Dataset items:
start
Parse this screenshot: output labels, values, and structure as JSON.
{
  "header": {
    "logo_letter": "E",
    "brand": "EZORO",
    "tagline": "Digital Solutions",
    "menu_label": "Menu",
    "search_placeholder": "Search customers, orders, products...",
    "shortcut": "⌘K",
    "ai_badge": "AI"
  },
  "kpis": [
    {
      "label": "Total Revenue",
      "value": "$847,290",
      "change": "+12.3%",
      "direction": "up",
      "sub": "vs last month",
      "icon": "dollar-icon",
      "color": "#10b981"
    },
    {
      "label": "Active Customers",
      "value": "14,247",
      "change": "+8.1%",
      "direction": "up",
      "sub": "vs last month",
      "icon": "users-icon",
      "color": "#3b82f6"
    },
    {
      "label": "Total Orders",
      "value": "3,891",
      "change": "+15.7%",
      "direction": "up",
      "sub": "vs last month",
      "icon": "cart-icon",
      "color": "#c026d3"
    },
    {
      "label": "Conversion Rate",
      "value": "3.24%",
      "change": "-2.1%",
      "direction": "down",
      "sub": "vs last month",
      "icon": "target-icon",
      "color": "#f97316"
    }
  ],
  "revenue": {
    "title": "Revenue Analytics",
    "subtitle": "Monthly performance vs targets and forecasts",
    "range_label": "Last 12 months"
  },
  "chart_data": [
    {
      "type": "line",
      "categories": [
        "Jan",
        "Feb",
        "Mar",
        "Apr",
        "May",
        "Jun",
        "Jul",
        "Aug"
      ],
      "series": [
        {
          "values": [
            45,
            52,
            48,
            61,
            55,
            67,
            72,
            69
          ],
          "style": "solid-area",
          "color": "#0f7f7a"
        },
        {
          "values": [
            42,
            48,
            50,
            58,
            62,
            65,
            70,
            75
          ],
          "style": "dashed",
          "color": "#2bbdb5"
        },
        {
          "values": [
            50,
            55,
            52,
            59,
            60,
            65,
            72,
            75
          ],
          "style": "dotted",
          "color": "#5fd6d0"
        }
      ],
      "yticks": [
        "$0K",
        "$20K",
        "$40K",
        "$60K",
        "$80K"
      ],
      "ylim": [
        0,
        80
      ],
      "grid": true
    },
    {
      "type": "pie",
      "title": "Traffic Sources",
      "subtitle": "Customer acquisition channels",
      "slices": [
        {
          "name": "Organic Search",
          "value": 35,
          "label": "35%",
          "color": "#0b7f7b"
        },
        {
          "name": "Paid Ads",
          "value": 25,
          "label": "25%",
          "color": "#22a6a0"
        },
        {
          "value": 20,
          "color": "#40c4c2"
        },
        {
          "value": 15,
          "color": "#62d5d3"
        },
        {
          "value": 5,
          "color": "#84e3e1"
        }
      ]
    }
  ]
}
end
§ **GOAL**
Reproduce the records above exactly.

§ **WRITTEN SOLUTION**
Parse this screenshot: output labels, values, and structure as JSON.
{
  "header": {
    "logo_letter": "E",
    "brand": "EZORO",
    "tagline": "Digital Solutions",
    "menu_label": "Menu",
    "search_placeholder": "Search customers, orders, products...",
    "shortcut": "⌘K",
    "ai_badge": "AI"
  },
  "kpis": [
    {
      "label": "Total Revenue",
      "value": "$847,290",
      "change": "+12.3%",
      "direction": "up",
      "sub": "vs last month",
      "icon": "dollar-icon",
      "color": "#10b981"
    },
    {
      "label": "Active Customers",
      "value": "14,247",
      "change": "+8.1%",
      "direction": "up",
      "sub": "vs last month",
      "icon": "users-icon",
      "color": "#3b82f6"
    },
    {
      "label": "Total Orders",
      "value": "3,891",
      "change": "+15.7%",
      "direction": "up",
      "sub": "vs last month",
      "icon": "cart-icon",
      "color": "#c026d3"
    },
    {
      "label": "Conversion Rate",
      "value": "3.24%",
      "change": "-2.1%",
      "direction": "down",
      "sub": "vs last month",
      "icon": "target-icon",
      "color": "#f97316"
    }
  ],
  "revenue": {
    "title": "Revenue Analytics",
    "subtitle": "Monthly performance vs targets and forecasts",
    "range_label": "Last 12 months"
  },
  "chart_data": [
    {
      "type": "line",
      "categories": [
        "Jan",
        "Feb",
        "Mar",
        "Apr",
        "May",
        "Jun",
        "Jul",
        "Aug"
      ],
      "series": [
        {
          "values": [
            45,
            52,
            48,
            61,
            55,
            67,
            72,
            69
          ],
          "style": "solid-area",
          "color": "#0f7f7a"
        },
        {
          "values": [
            42,
            48,
            50,
            58,
            62,
            65,
            70,
            75
          ],
          "style": "dashed",
          "color": "#2bbdb5"
        },
        {
          "values": [
            50,
            55,
            52,
            59,
            60,
            65,
            72,
            75
          ],
          "style": "dotted",
          "color": "#5fd6d0"
        }
      ],
      "yticks": [
        "$0K",
        "$20K",
        "$40K",
        "$60K",
        "$80K"
      ],
      "ylim": [
        0,
        80
      ],
      "grid": true
    },
    {
      "type": "pie",
      "title": "Traffic Sources",
      "subtitle": "Customer acquisition channels",
      "slices": [
        {
          "name": "Organic Search",
          "value": 35,
          "label": "35%",
          "color": "#0b7f7b"
        },
        {
          "name": "Paid Ads",
          "value": 25,
          "label": "25%",
          "color": "#22a6a0"
        },
        {
          "value": 20,
          "color": "#40c4c2"
        },
        {
          "value": 15,
          "color": "#62d5d3"
        },
        {
          "value": 5,
          "color": "#84e3e1"
        }
      ]
    }
  ]
}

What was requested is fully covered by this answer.